Data provided:
--- BEGIN ---
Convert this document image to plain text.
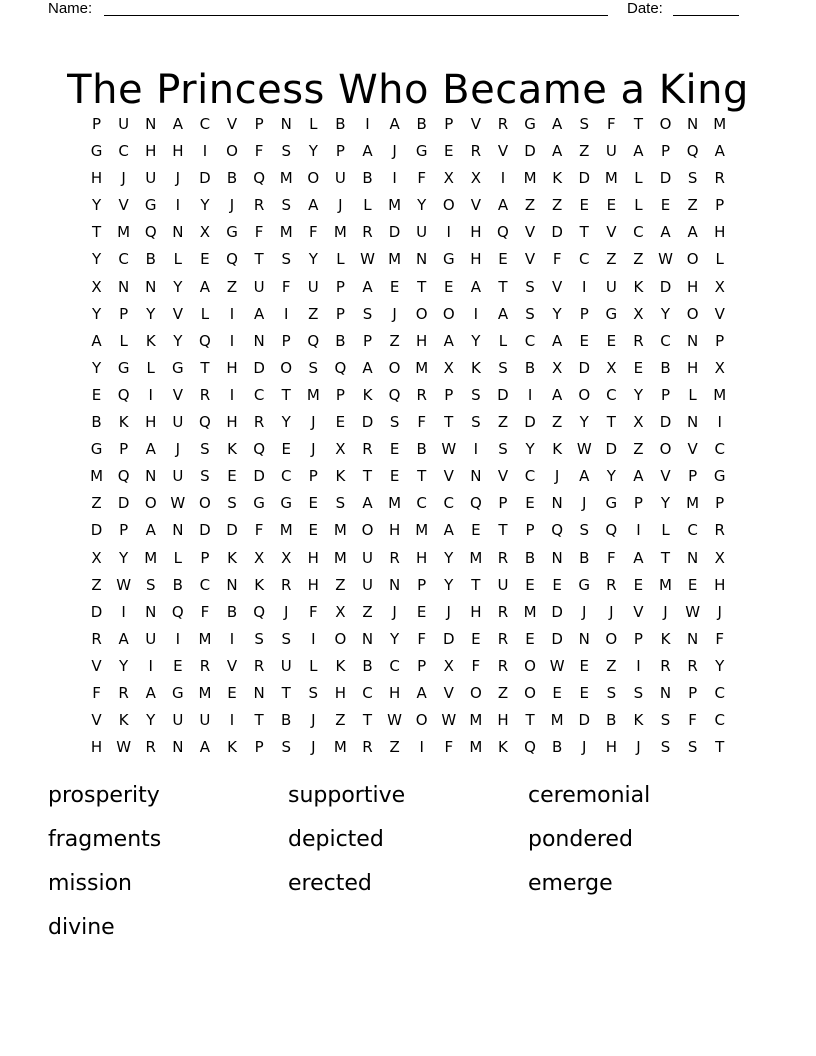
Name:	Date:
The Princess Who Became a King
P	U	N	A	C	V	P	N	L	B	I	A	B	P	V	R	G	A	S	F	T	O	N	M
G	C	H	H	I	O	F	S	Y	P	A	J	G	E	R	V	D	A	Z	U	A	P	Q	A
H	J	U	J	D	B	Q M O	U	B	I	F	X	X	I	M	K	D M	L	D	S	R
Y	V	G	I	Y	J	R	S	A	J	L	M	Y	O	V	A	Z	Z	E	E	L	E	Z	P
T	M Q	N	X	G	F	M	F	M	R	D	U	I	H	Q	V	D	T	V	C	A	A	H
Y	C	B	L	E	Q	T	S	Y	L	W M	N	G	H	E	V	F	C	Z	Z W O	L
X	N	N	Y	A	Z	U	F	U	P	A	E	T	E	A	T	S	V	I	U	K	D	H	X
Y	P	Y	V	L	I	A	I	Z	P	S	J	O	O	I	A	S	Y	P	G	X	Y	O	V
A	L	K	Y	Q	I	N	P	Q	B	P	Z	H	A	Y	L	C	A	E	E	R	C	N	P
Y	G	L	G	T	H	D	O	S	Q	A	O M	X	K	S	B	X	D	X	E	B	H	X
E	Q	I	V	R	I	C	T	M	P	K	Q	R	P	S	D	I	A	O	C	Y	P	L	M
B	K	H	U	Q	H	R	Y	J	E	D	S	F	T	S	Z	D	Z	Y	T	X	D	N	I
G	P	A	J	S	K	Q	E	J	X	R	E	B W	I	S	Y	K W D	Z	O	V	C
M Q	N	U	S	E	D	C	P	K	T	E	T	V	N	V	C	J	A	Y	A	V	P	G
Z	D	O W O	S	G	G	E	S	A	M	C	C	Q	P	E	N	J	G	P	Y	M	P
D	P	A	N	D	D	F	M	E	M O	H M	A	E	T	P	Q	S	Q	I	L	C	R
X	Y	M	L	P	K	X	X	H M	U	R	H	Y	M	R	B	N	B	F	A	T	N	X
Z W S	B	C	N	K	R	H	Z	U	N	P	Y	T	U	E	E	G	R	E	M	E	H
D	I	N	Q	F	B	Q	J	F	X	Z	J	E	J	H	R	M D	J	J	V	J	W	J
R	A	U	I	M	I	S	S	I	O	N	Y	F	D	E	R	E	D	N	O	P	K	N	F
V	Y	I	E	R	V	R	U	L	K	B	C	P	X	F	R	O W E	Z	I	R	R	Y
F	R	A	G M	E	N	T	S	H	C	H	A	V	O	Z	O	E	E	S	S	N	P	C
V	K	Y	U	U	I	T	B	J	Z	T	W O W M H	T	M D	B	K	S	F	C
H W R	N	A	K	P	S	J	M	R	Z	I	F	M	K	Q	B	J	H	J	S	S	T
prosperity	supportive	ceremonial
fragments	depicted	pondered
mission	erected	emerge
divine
--- END ---
--- BEGIN ---
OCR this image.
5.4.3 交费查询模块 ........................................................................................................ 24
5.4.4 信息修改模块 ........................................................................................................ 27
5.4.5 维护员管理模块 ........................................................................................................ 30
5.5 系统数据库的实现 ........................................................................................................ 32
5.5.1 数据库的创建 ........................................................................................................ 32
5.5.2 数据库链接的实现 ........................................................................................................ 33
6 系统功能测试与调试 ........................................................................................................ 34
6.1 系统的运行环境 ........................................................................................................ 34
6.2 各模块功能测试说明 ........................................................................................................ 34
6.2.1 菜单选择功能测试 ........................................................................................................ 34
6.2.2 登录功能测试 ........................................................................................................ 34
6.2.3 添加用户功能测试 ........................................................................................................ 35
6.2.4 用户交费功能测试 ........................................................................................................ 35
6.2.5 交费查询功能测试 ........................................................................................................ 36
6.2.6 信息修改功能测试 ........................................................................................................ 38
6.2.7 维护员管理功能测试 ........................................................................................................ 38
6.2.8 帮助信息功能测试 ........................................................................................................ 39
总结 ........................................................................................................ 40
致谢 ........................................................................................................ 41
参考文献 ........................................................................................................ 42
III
--- END ---
--- BEGIN ---
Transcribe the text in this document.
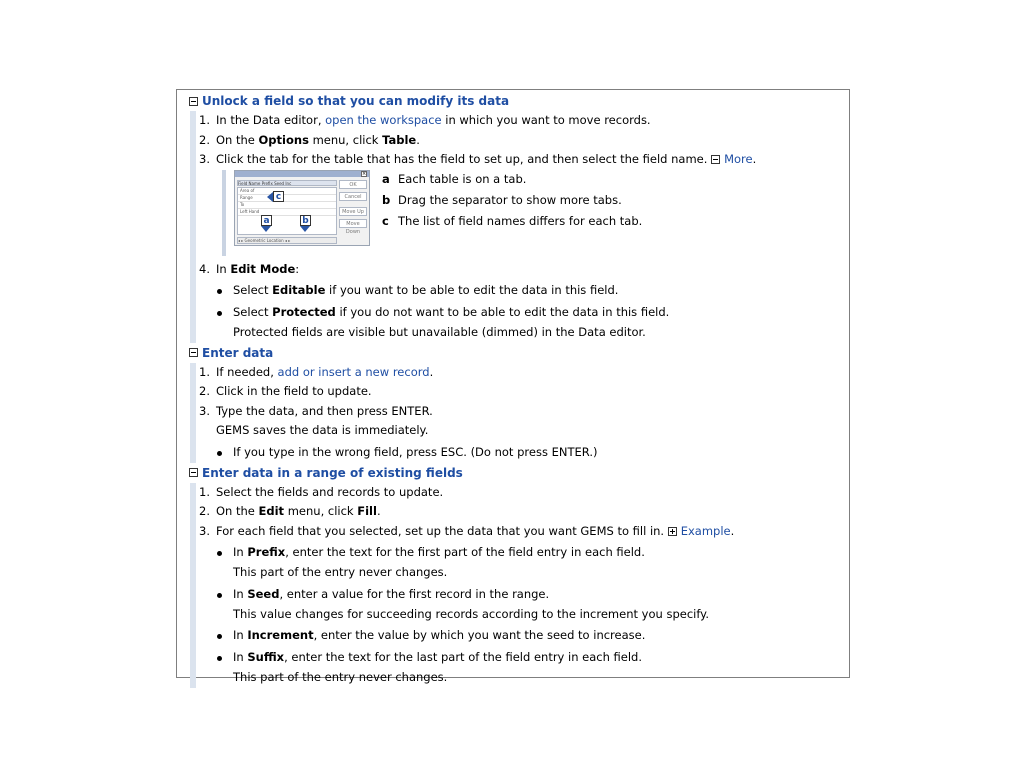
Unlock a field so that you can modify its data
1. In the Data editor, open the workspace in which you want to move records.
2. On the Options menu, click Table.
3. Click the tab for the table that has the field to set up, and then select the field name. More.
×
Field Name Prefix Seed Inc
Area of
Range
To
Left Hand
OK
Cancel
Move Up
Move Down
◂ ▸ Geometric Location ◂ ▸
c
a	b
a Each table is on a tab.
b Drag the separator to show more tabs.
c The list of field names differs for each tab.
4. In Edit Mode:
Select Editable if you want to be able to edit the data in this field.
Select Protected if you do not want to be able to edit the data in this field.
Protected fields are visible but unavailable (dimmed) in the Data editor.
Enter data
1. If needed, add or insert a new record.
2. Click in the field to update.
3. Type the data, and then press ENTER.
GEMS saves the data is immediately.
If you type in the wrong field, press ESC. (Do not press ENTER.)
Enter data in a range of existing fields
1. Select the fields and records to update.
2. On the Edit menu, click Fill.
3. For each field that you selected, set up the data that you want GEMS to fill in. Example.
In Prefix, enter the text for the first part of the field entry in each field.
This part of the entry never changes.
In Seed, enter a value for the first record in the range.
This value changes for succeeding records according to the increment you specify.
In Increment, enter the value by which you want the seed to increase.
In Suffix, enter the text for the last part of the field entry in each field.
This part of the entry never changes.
--- END ---
Stated exercise: Take every line that includes the string "GEMS" and copy it.

Result of the task:
GEMS saves the data is immediately.
3. For each field that you selected, set up the data that you want GEMS to fill in. Example.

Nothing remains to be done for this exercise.